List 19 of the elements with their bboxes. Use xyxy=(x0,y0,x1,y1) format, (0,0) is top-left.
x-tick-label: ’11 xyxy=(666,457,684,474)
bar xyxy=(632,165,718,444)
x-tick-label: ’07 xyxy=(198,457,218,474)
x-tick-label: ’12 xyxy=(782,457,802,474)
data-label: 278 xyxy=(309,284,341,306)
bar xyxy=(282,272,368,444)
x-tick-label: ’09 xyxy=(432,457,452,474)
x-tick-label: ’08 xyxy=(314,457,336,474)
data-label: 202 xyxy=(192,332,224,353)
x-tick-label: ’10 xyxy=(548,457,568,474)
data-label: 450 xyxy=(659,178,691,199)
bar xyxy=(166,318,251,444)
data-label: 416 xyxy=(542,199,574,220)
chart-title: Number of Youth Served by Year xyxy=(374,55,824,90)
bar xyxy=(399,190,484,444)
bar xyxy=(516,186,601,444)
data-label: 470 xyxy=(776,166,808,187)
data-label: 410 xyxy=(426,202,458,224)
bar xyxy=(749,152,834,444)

# # #

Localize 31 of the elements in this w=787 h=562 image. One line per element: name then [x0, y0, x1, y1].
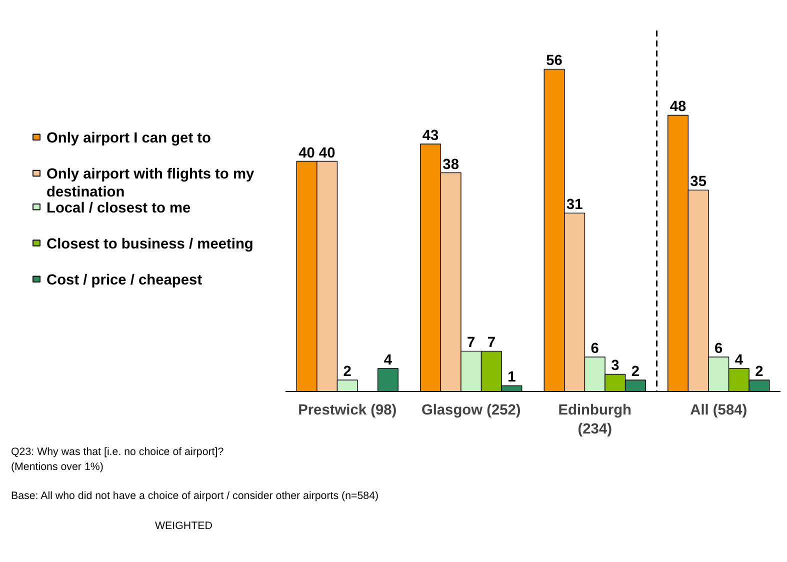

# # #

WHAT IS EXPECTED → Reproduce, without changes, the lines of the records above, starting with the line that contains "List 19 of the" and continuing through the line that contains "bar xyxy=(749,152,834,444)".

RESPONSE TO THE EXERCISE →
List 19 of the elements with their bboxes. Use xyxy=(x0,y0,x1,y1) format, (0,0) is top-left.
x-tick-label: ’11 xyxy=(666,457,684,474)
bar xyxy=(632,165,718,444)
x-tick-label: ’07 xyxy=(198,457,218,474)
x-tick-label: ’12 xyxy=(782,457,802,474)
data-label: 278 xyxy=(309,284,341,306)
bar xyxy=(282,272,368,444)
x-tick-label: ’09 xyxy=(432,457,452,474)
x-tick-label: ’08 xyxy=(314,457,336,474)
data-label: 202 xyxy=(192,332,224,353)
x-tick-label: ’10 xyxy=(548,457,568,474)
data-label: 450 xyxy=(659,178,691,199)
bar xyxy=(166,318,251,444)
data-label: 416 xyxy=(542,199,574,220)
chart-title: Number of Youth Served by Year xyxy=(374,55,824,90)
bar xyxy=(399,190,484,444)
bar xyxy=(516,186,601,444)
data-label: 470 xyxy=(776,166,808,187)
data-label: 410 xyxy=(426,202,458,224)
bar xyxy=(749,152,834,444)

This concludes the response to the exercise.